| WORK TO BE COMPLETED |
Your task is to count the lines of the entries below that include the word "novembre" and to give only the resulting number.

┌──

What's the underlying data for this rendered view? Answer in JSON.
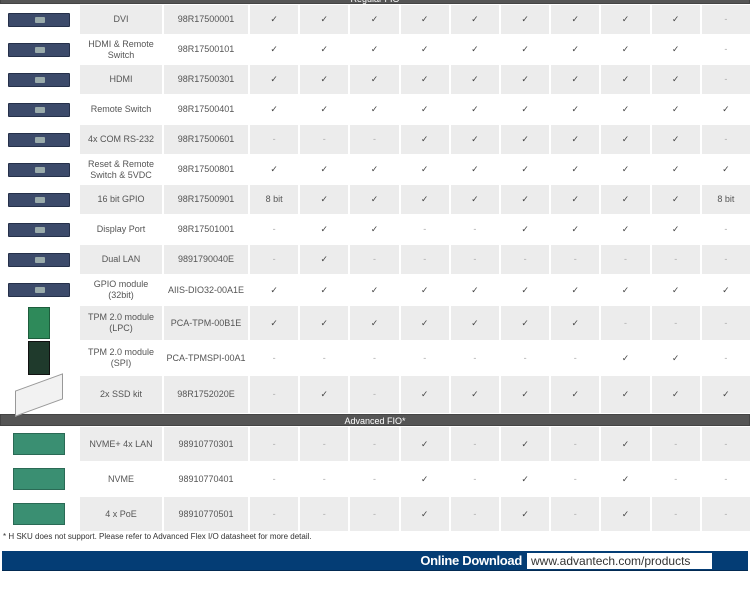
{
  "sections": [
    {
      "title": "Regular FIO",
      "rows": [
        {
          "icon": "dvi-board",
          "name": "DVI",
          "part": "98R17500001",
          "cells": [
            "✓",
            "✓",
            "✓",
            "✓",
            "✓",
            "✓",
            "✓",
            "✓",
            "✓",
            "-"
          ]
        },
        {
          "icon": "hdmi-remote-board",
          "name": "HDMI & Remote Switch",
          "part": "98R17500101",
          "cells": [
            "✓",
            "✓",
            "✓",
            "✓",
            "✓",
            "✓",
            "✓",
            "✓",
            "✓",
            "-"
          ]
        },
        {
          "icon": "hdmi-board",
          "name": "HDMI",
          "part": "98R17500301",
          "cells": [
            "✓",
            "✓",
            "✓",
            "✓",
            "✓",
            "✓",
            "✓",
            "✓",
            "✓",
            "-"
          ]
        },
        {
          "icon": "remote-switch-board",
          "name": "Remote Switch",
          "part": "98R17500401",
          "cells": [
            "✓",
            "✓",
            "✓",
            "✓",
            "✓",
            "✓",
            "✓",
            "✓",
            "✓",
            "✓"
          ]
        },
        {
          "icon": "com-board",
          "name": "4x COM RS-232",
          "part": "98R17500601",
          "cells": [
            "-",
            "-",
            "-",
            "✓",
            "✓",
            "✓",
            "✓",
            "✓",
            "✓",
            "-"
          ]
        },
        {
          "icon": "reset-board",
          "name": "Reset & Remote Switch & 5VDC",
          "part": "98R17500801",
          "cells": [
            "✓",
            "✓",
            "✓",
            "✓",
            "✓",
            "✓",
            "✓",
            "✓",
            "✓",
            "✓"
          ]
        },
        {
          "icon": "gpio-board",
          "name": "16 bit GPIO",
          "part": "98R17500901",
          "cells": [
            "8 bit",
            "✓",
            "✓",
            "✓",
            "✓",
            "✓",
            "✓",
            "✓",
            "✓",
            "8 bit"
          ]
        },
        {
          "icon": "displayport-board",
          "name": "Display Port",
          "part": "98R17501001",
          "cells": [
            "-",
            "✓",
            "✓",
            "-",
            "-",
            "✓",
            "✓",
            "✓",
            "✓",
            "-"
          ]
        },
        {
          "icon": "dual-lan-board",
          "name": "Dual LAN",
          "part": "9891790040E",
          "cells": [
            "-",
            "✓",
            "-",
            "-",
            "-",
            "-",
            "-",
            "-",
            "-",
            "-"
          ]
        },
        {
          "icon": "gpio-module-board",
          "name": "GPIO module (32bit)",
          "part": "AIIS-DIO32-00A1E",
          "cells": [
            "✓",
            "✓",
            "✓",
            "✓",
            "✓",
            "✓",
            "✓",
            "✓",
            "✓",
            "✓"
          ]
        },
        {
          "icon": "tpm-lpc-module",
          "name": "TPM 2.0 module (LPC)",
          "part": "PCA-TPM-00B1E",
          "cells": [
            "✓",
            "✓",
            "✓",
            "✓",
            "✓",
            "✓",
            "✓",
            "-",
            "-",
            "-"
          ]
        },
        {
          "icon": "tpm-spi-module",
          "name": "TPM 2.0 module (SPI)",
          "part": "PCA-TPMSPI-00A1",
          "cells": [
            "-",
            "-",
            "-",
            "-",
            "-",
            "-",
            "-",
            "✓",
            "✓",
            "-"
          ]
        },
        {
          "icon": "ssd-kit",
          "name": "2x SSD kit",
          "part": "98R1752020E",
          "cells": [
            "-",
            "✓",
            "-",
            "✓",
            "✓",
            "✓",
            "✓",
            "✓",
            "✓",
            "✓"
          ]
        }
      ]
    },
    {
      "title": "Advanced FIO*",
      "rows": [
        {
          "icon": "nvme-lan-board",
          "name": "NVME+ 4x LAN",
          "part": "98910770301",
          "cells": [
            "-",
            "-",
            "-",
            "✓",
            "-",
            "✓",
            "-",
            "✓",
            "-",
            "-"
          ]
        },
        {
          "icon": "nvme-board",
          "name": "NVME",
          "part": "98910770401",
          "cells": [
            "-",
            "-",
            "-",
            "✓",
            "-",
            "✓",
            "-",
            "✓",
            "-",
            "-"
          ]
        },
        {
          "icon": "poe-board",
          "name": "4 x PoE",
          "part": "98910770501",
          "cells": [
            "-",
            "-",
            "-",
            "✓",
            "-",
            "✓",
            "-",
            "✓",
            "-",
            "-"
          ]
        }
      ]
    }
  ],
  "footnote": "* H SKU does not support. Please refer to Advanced Flex I/O datasheet for more detail.",
  "download": {
    "label": "Online Download",
    "url": "www.advantech.com/products"
  },
  "colors": {
    "section_bar": "#555555",
    "download_bar": "#043d75",
    "row_alt": "#ececec"
  }
}
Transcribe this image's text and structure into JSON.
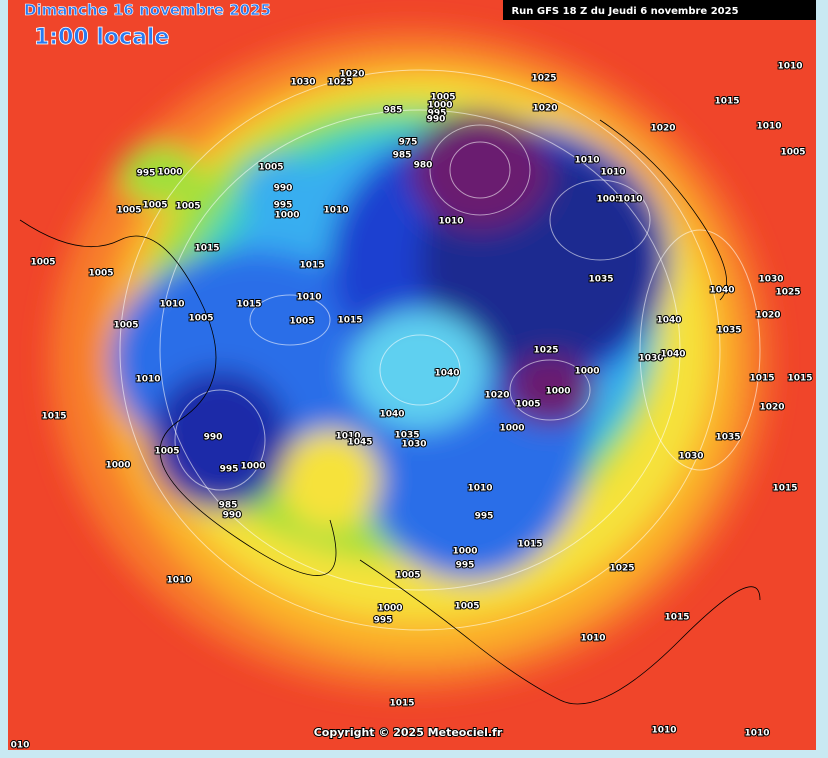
{
  "header": {
    "date": "Dimanche 16 novembre 2025",
    "time": "1:00 locale",
    "run": "Run GFS 18 Z du Jeudi 6 novembre 2025"
  },
  "footer": {
    "copyright": "Copyright © 2025 Meteociel.fr"
  },
  "isobar_labels": [
    "1030",
    "1020",
    "1025",
    "1025",
    "1020",
    "1005",
    "1000",
    "995",
    "990",
    "985",
    "975",
    "985",
    "980",
    "1010",
    "1015",
    "1020",
    "1010",
    "1005",
    "1010",
    "1010",
    "1005",
    "1010",
    "995",
    "1000",
    "1005",
    "990",
    "995",
    "1000",
    "1005",
    "1005",
    "1005",
    "1010",
    "1010",
    "1015",
    "1005",
    "1005",
    "1015",
    "1035",
    "1040",
    "1030",
    "1025",
    "1010",
    "1015",
    "1010",
    "1005",
    "1005",
    "1005",
    "1015",
    "1020",
    "1040",
    "1035",
    "1025",
    "1030",
    "1040",
    "1010",
    "1040",
    "1000",
    "1000",
    "1020",
    "1005",
    "1015",
    "1015",
    "1020",
    "1015",
    "1040",
    "1000",
    "990",
    "1010",
    "1045",
    "1035",
    "1030",
    "1035",
    "1005",
    "1030",
    "1000",
    "995",
    "1000",
    "1010",
    "1015",
    "985",
    "990",
    "995",
    "1015",
    "1000",
    "995",
    "1005",
    "1025",
    "1010",
    "1000",
    "995",
    "1005",
    "1015",
    "1010",
    "1015",
    "1010",
    "1010",
    "010"
  ]
}
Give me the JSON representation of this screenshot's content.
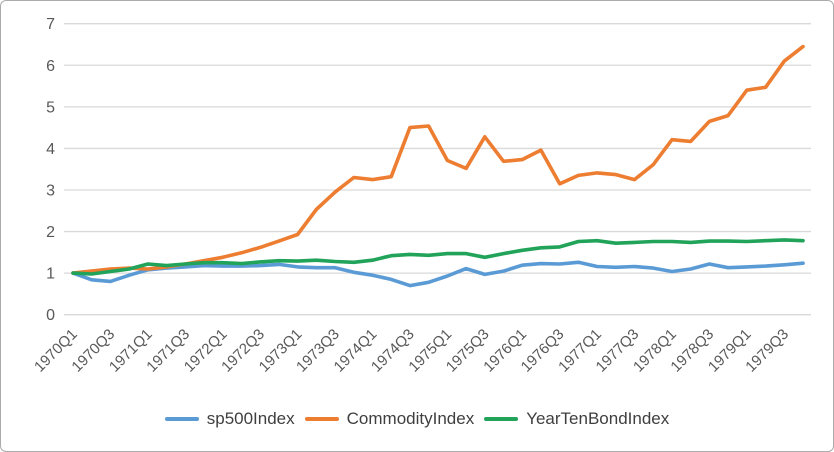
{
  "chart_data": {
    "type": "line",
    "title": "",
    "xlabel": "",
    "ylabel": "",
    "ylim": [
      0,
      7
    ],
    "y_ticks": [
      0,
      1,
      2,
      3,
      4,
      5,
      6,
      7
    ],
    "x_tick_step": 2,
    "grid": "horizontal",
    "legend_position": "bottom",
    "gridline_color": "#d9d9d9",
    "axis_label_color": "#595959",
    "categories": [
      "1970Q1",
      "1970Q2",
      "1970Q3",
      "1970Q4",
      "1971Q1",
      "1971Q2",
      "1971Q3",
      "1971Q4",
      "1972Q1",
      "1972Q2",
      "1972Q3",
      "1972Q4",
      "1973Q1",
      "1973Q2",
      "1973Q3",
      "1973Q4",
      "1974Q1",
      "1974Q2",
      "1974Q3",
      "1974Q4",
      "1975Q1",
      "1975Q2",
      "1975Q3",
      "1975Q4",
      "1976Q1",
      "1976Q2",
      "1976Q3",
      "1976Q4",
      "1977Q1",
      "1977Q2",
      "1977Q3",
      "1977Q4",
      "1978Q1",
      "1978Q2",
      "1978Q3",
      "1978Q4",
      "1979Q1",
      "1979Q2",
      "1979Q3",
      "1979Q4"
    ],
    "series": [
      {
        "name": "sp500Index",
        "color": "#5b9bd5",
        "values": [
          1.0,
          0.84,
          0.8,
          0.95,
          1.08,
          1.12,
          1.15,
          1.18,
          1.17,
          1.17,
          1.18,
          1.21,
          1.15,
          1.13,
          1.13,
          1.02,
          0.95,
          0.85,
          0.7,
          0.78,
          0.93,
          1.11,
          0.97,
          1.05,
          1.19,
          1.23,
          1.22,
          1.26,
          1.16,
          1.14,
          1.16,
          1.12,
          1.04,
          1.1,
          1.22,
          1.13,
          1.15,
          1.17,
          1.2,
          1.24
        ]
      },
      {
        "name": "CommodityIndex",
        "color": "#ed7d31",
        "values": [
          1.0,
          1.05,
          1.1,
          1.12,
          1.1,
          1.15,
          1.22,
          1.3,
          1.38,
          1.49,
          1.62,
          1.77,
          1.93,
          2.53,
          2.95,
          3.3,
          3.25,
          3.32,
          4.5,
          4.54,
          3.71,
          3.52,
          4.28,
          3.69,
          3.73,
          3.96,
          3.15,
          3.35,
          3.41,
          3.37,
          3.25,
          3.61,
          4.21,
          4.17,
          4.65,
          4.79,
          5.4,
          5.47,
          6.1,
          6.45
        ]
      },
      {
        "name": "YearTenBondIndex",
        "color": "#21a35a",
        "values": [
          1.0,
          0.98,
          1.04,
          1.1,
          1.22,
          1.18,
          1.22,
          1.25,
          1.25,
          1.23,
          1.27,
          1.3,
          1.29,
          1.31,
          1.28,
          1.26,
          1.31,
          1.42,
          1.45,
          1.43,
          1.47,
          1.47,
          1.38,
          1.47,
          1.55,
          1.61,
          1.63,
          1.76,
          1.78,
          1.72,
          1.74,
          1.76,
          1.76,
          1.74,
          1.77,
          1.77,
          1.76,
          1.78,
          1.8,
          1.78
        ]
      }
    ]
  }
}
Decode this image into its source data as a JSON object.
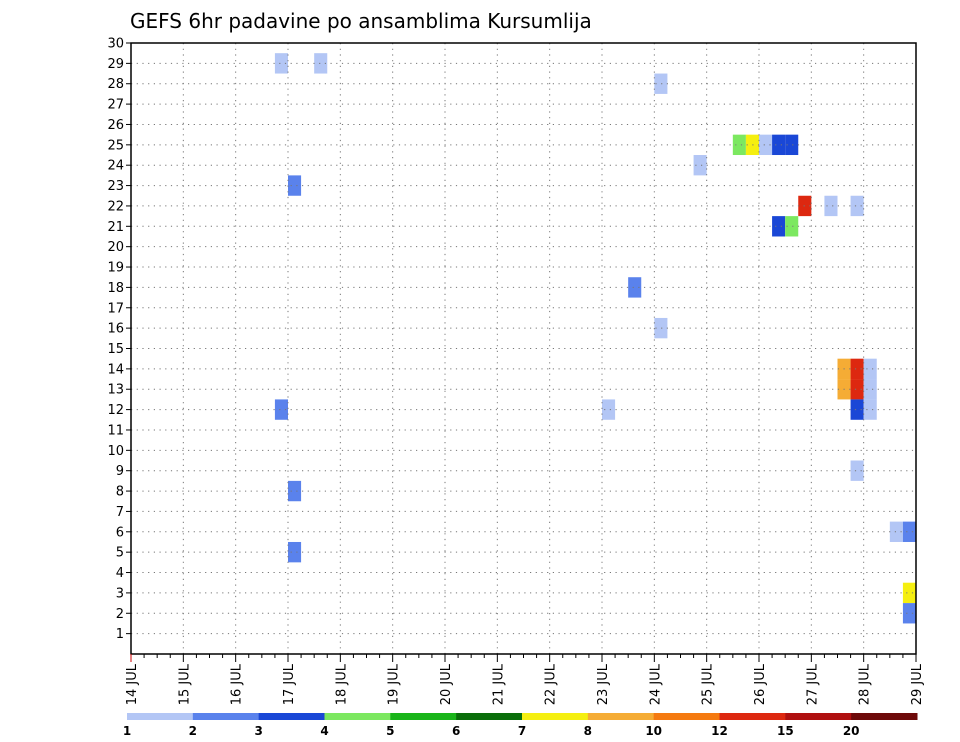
{
  "chart_data": {
    "type": "heatmap",
    "title": "GEFS 6hr padavine po ansamblima Kursumlija",
    "xlabel": "",
    "ylabel": "",
    "x_tick_labels": [
      "14 JUL",
      "15 JUL",
      "16 JUL",
      "17 JUL",
      "18 JUL",
      "19 JUL",
      "20 JUL",
      "21 JUL",
      "22 JUL",
      "23 JUL",
      "24 JUL",
      "25 JUL",
      "26 JUL",
      "27 JUL",
      "28 JUL",
      "29 JUL"
    ],
    "y_ticks": [
      1,
      2,
      3,
      4,
      5,
      6,
      7,
      8,
      9,
      10,
      11,
      12,
      13,
      14,
      15,
      16,
      17,
      18,
      19,
      20,
      21,
      22,
      23,
      24,
      25,
      26,
      27,
      28,
      29,
      30
    ],
    "xlim": [
      "14 JUL 00Z",
      "29 JUL 00Z"
    ],
    "ylim": [
      0,
      30
    ],
    "grid": true,
    "cell_hours": 6,
    "colorbar": {
      "labels": [
        "1",
        "2",
        "3",
        "4",
        "5",
        "6",
        "7",
        "8",
        "10",
        "12",
        "15",
        "20"
      ],
      "colors": [
        "#b3c6f5",
        "#5a82ec",
        "#1a47d6",
        "#7ce860",
        "#1ab51a",
        "#0a6e0a",
        "#f5ef10",
        "#f5ac35",
        "#f57a10",
        "#dd2810",
        "#b01010",
        "#6e0a0a"
      ],
      "position": "bottom"
    },
    "points": [
      {
        "member": 29,
        "time": "16 JUL 18Z",
        "value": 1
      },
      {
        "member": 29,
        "time": "17 JUL 12Z",
        "value": 1
      },
      {
        "member": 28,
        "time": "24 JUL 00Z",
        "value": 1
      },
      {
        "member": 25,
        "time": "25 JUL 12Z",
        "value": 4
      },
      {
        "member": 25,
        "time": "25 JUL 18Z",
        "value": 7
      },
      {
        "member": 25,
        "time": "26 JUL 00Z",
        "value": 1
      },
      {
        "member": 25,
        "time": "26 JUL 06Z",
        "value": 3
      },
      {
        "member": 25,
        "time": "26 JUL 12Z",
        "value": 3
      },
      {
        "member": 24,
        "time": "24 JUL 18Z",
        "value": 1
      },
      {
        "member": 23,
        "time": "17 JUL 00Z",
        "value": 2
      },
      {
        "member": 22,
        "time": "26 JUL 18Z",
        "value": 12
      },
      {
        "member": 22,
        "time": "27 JUL 06Z",
        "value": 1
      },
      {
        "member": 22,
        "time": "27 JUL 18Z",
        "value": 1
      },
      {
        "member": 21,
        "time": "26 JUL 06Z",
        "value": 3
      },
      {
        "member": 21,
        "time": "26 JUL 12Z",
        "value": 4
      },
      {
        "member": 18,
        "time": "23 JUL 12Z",
        "value": 2
      },
      {
        "member": 16,
        "time": "24 JUL 00Z",
        "value": 1
      },
      {
        "member": 14,
        "time": "27 JUL 12Z",
        "value": 8
      },
      {
        "member": 14,
        "time": "27 JUL 18Z",
        "value": 12
      },
      {
        "member": 14,
        "time": "28 JUL 00Z",
        "value": 1
      },
      {
        "member": 13,
        "time": "27 JUL 12Z",
        "value": 8
      },
      {
        "member": 13,
        "time": "27 JUL 18Z",
        "value": 12
      },
      {
        "member": 13,
        "time": "28 JUL 00Z",
        "value": 1
      },
      {
        "member": 12,
        "time": "16 JUL 18Z",
        "value": 2
      },
      {
        "member": 12,
        "time": "23 JUL 00Z",
        "value": 1
      },
      {
        "member": 12,
        "time": "27 JUL 18Z",
        "value": 3
      },
      {
        "member": 12,
        "time": "28 JUL 00Z",
        "value": 1
      },
      {
        "member": 9,
        "time": "27 JUL 18Z",
        "value": 1
      },
      {
        "member": 8,
        "time": "17 JUL 00Z",
        "value": 2
      },
      {
        "member": 6,
        "time": "28 JUL 12Z",
        "value": 1
      },
      {
        "member": 6,
        "time": "28 JUL 18Z",
        "value": 2
      },
      {
        "member": 5,
        "time": "17 JUL 00Z",
        "value": 2
      },
      {
        "member": 3,
        "time": "28 JUL 18Z",
        "value": 7
      },
      {
        "member": 2,
        "time": "28 JUL 18Z",
        "value": 2
      }
    ]
  }
}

└──

| THE OUTPUT |
2